__The problem__. Print the listing below exactly.
----
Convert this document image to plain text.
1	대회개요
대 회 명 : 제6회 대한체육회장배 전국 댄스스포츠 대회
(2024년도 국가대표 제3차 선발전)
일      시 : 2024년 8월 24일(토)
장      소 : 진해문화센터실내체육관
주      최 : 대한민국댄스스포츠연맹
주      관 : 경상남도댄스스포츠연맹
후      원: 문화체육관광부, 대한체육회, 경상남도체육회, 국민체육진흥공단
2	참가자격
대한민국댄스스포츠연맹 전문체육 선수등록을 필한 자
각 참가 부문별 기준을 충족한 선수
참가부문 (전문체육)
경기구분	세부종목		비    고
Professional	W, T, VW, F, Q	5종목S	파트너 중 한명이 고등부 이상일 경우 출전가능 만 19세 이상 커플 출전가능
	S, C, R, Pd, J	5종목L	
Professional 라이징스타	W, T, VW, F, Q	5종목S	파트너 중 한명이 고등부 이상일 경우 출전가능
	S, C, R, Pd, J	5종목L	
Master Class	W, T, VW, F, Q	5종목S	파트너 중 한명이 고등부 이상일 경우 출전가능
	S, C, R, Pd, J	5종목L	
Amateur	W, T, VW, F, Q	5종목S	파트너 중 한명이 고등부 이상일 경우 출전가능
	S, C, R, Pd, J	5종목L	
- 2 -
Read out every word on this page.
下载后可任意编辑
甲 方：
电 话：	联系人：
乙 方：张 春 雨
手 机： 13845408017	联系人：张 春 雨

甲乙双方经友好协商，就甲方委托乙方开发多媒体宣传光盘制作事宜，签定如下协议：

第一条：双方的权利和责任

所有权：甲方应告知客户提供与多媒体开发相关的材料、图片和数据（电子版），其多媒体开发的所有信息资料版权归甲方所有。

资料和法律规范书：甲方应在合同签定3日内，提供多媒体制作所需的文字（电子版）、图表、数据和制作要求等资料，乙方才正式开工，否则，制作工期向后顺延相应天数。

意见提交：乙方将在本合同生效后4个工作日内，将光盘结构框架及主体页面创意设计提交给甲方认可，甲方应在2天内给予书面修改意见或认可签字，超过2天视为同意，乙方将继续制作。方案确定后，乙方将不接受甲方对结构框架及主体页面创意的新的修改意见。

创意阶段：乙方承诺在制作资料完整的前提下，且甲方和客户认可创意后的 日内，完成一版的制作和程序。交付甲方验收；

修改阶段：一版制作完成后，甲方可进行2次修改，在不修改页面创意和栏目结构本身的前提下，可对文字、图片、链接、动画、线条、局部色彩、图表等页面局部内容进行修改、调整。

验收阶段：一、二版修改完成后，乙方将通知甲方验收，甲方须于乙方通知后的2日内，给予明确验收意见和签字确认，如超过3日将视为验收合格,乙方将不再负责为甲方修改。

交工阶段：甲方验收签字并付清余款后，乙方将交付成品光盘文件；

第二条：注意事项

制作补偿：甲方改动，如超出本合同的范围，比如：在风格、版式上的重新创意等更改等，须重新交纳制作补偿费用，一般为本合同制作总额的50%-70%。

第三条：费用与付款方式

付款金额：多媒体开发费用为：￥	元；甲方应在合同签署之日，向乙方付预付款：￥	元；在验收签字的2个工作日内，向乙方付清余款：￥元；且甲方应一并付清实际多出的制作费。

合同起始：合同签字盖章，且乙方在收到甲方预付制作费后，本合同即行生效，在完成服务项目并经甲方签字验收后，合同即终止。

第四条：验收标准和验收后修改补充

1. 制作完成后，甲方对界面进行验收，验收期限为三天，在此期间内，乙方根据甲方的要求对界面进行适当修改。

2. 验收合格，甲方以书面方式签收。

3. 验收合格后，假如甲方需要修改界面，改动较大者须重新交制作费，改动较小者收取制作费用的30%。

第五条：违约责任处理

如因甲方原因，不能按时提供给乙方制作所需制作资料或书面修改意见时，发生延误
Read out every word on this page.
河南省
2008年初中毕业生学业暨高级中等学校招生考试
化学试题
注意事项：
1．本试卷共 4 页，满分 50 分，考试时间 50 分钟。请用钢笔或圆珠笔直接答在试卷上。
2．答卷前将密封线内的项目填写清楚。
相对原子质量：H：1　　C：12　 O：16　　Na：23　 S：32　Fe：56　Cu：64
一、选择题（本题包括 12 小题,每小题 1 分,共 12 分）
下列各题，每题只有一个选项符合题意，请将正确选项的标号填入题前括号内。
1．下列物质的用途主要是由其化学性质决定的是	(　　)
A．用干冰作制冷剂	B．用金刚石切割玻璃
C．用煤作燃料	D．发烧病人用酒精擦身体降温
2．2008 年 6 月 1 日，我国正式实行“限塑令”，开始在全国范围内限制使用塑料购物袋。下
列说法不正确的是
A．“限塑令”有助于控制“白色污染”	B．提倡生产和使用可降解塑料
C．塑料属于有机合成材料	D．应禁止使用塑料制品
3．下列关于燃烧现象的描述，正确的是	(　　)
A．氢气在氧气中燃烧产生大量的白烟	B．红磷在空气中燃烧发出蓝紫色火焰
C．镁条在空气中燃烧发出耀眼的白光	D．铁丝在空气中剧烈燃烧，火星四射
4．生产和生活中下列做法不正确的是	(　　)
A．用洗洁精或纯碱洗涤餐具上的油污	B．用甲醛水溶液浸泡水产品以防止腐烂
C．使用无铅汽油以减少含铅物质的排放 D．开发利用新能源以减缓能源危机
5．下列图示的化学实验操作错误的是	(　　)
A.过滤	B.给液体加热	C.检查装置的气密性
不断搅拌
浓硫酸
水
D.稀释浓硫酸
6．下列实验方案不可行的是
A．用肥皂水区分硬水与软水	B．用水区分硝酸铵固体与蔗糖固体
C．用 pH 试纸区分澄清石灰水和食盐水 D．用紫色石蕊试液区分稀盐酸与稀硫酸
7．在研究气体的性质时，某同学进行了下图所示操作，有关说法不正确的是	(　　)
----
__Expected output__.
Convert this document image to plain text.
1	대회개요
대 회 명 : 제6회 대한체육회장배 전국 댄스스포츠 대회
(2024년도 국가대표 제3차 선발전)
일      시 : 2024년 8월 24일(토)
장      소 : 진해문화센터실내체육관
주      최 : 대한민국댄스스포츠연맹
주      관 : 경상남도댄스스포츠연맹
후      원: 문화체육관광부, 대한체육회, 경상남도체육회, 국민체육진흥공단
2	참가자격
대한민국댄스스포츠연맹 전문체육 선수등록을 필한 자
각 참가 부문별 기준을 충족한 선수
참가부문 (전문체육)
경기구분	세부종목		비    고
Professional	W, T, VW, F, Q	5종목S	파트너 중 한명이 고등부 이상일 경우 출전가능 만 19세 이상 커플 출전가능
	S, C, R, Pd, J	5종목L	
Professional 라이징스타	W, T, VW, F, Q	5종목S	파트너 중 한명이 고등부 이상일 경우 출전가능
	S, C, R, Pd, J	5종목L	
Master Class	W, T, VW, F, Q	5종목S	파트너 중 한명이 고등부 이상일 경우 출전가능
	S, C, R, Pd, J	5종목L	
Amateur	W, T, VW, F, Q	5종목S	파트너 중 한명이 고등부 이상일 경우 출전가능
	S, C, R, Pd, J	5종목L	
- 2 -
Read out every word on this page.
下载后可任意编辑
甲 方：
电 话：	联系人：
乙 方：张 春 雨
手 机： 13845408017	联系人：张 春 雨

甲乙双方经友好协商，就甲方委托乙方开发多媒体宣传光盘制作事宜，签定如下协议：

第一条：双方的权利和责任

所有权：甲方应告知客户提供与多媒体开发相关的材料、图片和数据（电子版），其多媒体开发的所有信息资料版权归甲方所有。

资料和法律规范书：甲方应在合同签定3日内，提供多媒体制作所需的文字（电子版）、图表、数据和制作要求等资料，乙方才正式开工，否则，制作工期向后顺延相应天数。

意见提交：乙方将在本合同生效后4个工作日内，将光盘结构框架及主体页面创意设计提交给甲方认可，甲方应在2天内给予书面修改意见或认可签字，超过2天视为同意，乙方将继续制作。方案确定后，乙方将不接受甲方对结构框架及主体页面创意的新的修改意见。

创意阶段：乙方承诺在制作资料完整的前提下，且甲方和客户认可创意后的 日内，完成一版的制作和程序。交付甲方验收；

修改阶段：一版制作完成后，甲方可进行2次修改，在不修改页面创意和栏目结构本身的前提下，可对文字、图片、链接、动画、线条、局部色彩、图表等页面局部内容进行修改、调整。

验收阶段：一、二版修改完成后，乙方将通知甲方验收，甲方须于乙方通知后的2日内，给予明确验收意见和签字确认，如超过3日将视为验收合格,乙方将不再负责为甲方修改。

交工阶段：甲方验收签字并付清余款后，乙方将交付成品光盘文件；

第二条：注意事项

制作补偿：甲方改动，如超出本合同的范围，比如：在风格、版式上的重新创意等更改等，须重新交纳制作补偿费用，一般为本合同制作总额的50%-70%。

第三条：费用与付款方式

付款金额：多媒体开发费用为：￥	元；甲方应在合同签署之日，向乙方付预付款：￥	元；在验收签字的2个工作日内，向乙方付清余款：￥元；且甲方应一并付清实际多出的制作费。

合同起始：合同签字盖章，且乙方在收到甲方预付制作费后，本合同即行生效，在完成服务项目并经甲方签字验收后，合同即终止。

第四条：验收标准和验收后修改补充

1. 制作完成后，甲方对界面进行验收，验收期限为三天，在此期间内，乙方根据甲方的要求对界面进行适当修改。

2. 验收合格，甲方以书面方式签收。

3. 验收合格后，假如甲方需要修改界面，改动较大者须重新交制作费，改动较小者收取制作费用的30%。

第五条：违约责任处理

如因甲方原因，不能按时提供给乙方制作所需制作资料或书面修改意见时，发生延误
Read out every word on this page.
河南省
2008年初中毕业生学业暨高级中等学校招生考试
化学试题
注意事项：
1．本试卷共 4 页，满分 50 分，考试时间 50 分钟。请用钢笔或圆珠笔直接答在试卷上。
2．答卷前将密封线内的项目填写清楚。
相对原子质量：H：1　　C：12　 O：16　　Na：23　 S：32　Fe：56　Cu：64
一、选择题（本题包括 12 小题,每小题 1 分,共 12 分）
下列各题，每题只有一个选项符合题意，请将正确选项的标号填入题前括号内。
1．下列物质的用途主要是由其化学性质决定的是	(　　)
A．用干冰作制冷剂	B．用金刚石切割玻璃
C．用煤作燃料	D．发烧病人用酒精擦身体降温
2．2008 年 6 月 1 日，我国正式实行“限塑令”，开始在全国范围内限制使用塑料购物袋。下
列说法不正确的是
A．“限塑令”有助于控制“白色污染”	B．提倡生产和使用可降解塑料
C．塑料属于有机合成材料	D．应禁止使用塑料制品
3．下列关于燃烧现象的描述，正确的是	(　　)
A．氢气在氧气中燃烧产生大量的白烟	B．红磷在空气中燃烧发出蓝紫色火焰
C．镁条在空气中燃烧发出耀眼的白光	D．铁丝在空气中剧烈燃烧，火星四射
4．生产和生活中下列做法不正确的是	(　　)
A．用洗洁精或纯碱洗涤餐具上的油污	B．用甲醛水溶液浸泡水产品以防止腐烂
C．使用无铅汽油以减少含铅物质的排放 D．开发利用新能源以减缓能源危机
5．下列图示的化学实验操作错误的是	(　　)
A.过滤	B.给液体加热	C.检查装置的气密性
不断搅拌
浓硫酸
水
D.稀释浓硫酸
6．下列实验方案不可行的是
A．用肥皂水区分硬水与软水	B．用水区分硝酸铵固体与蔗糖固体
C．用 pH 试纸区分澄清石灰水和食盐水 D．用紫色石蕊试液区分稀盐酸与稀硫酸
7．在研究气体的性质时，某同学进行了下图所示操作，有关说法不正确的是	(　　)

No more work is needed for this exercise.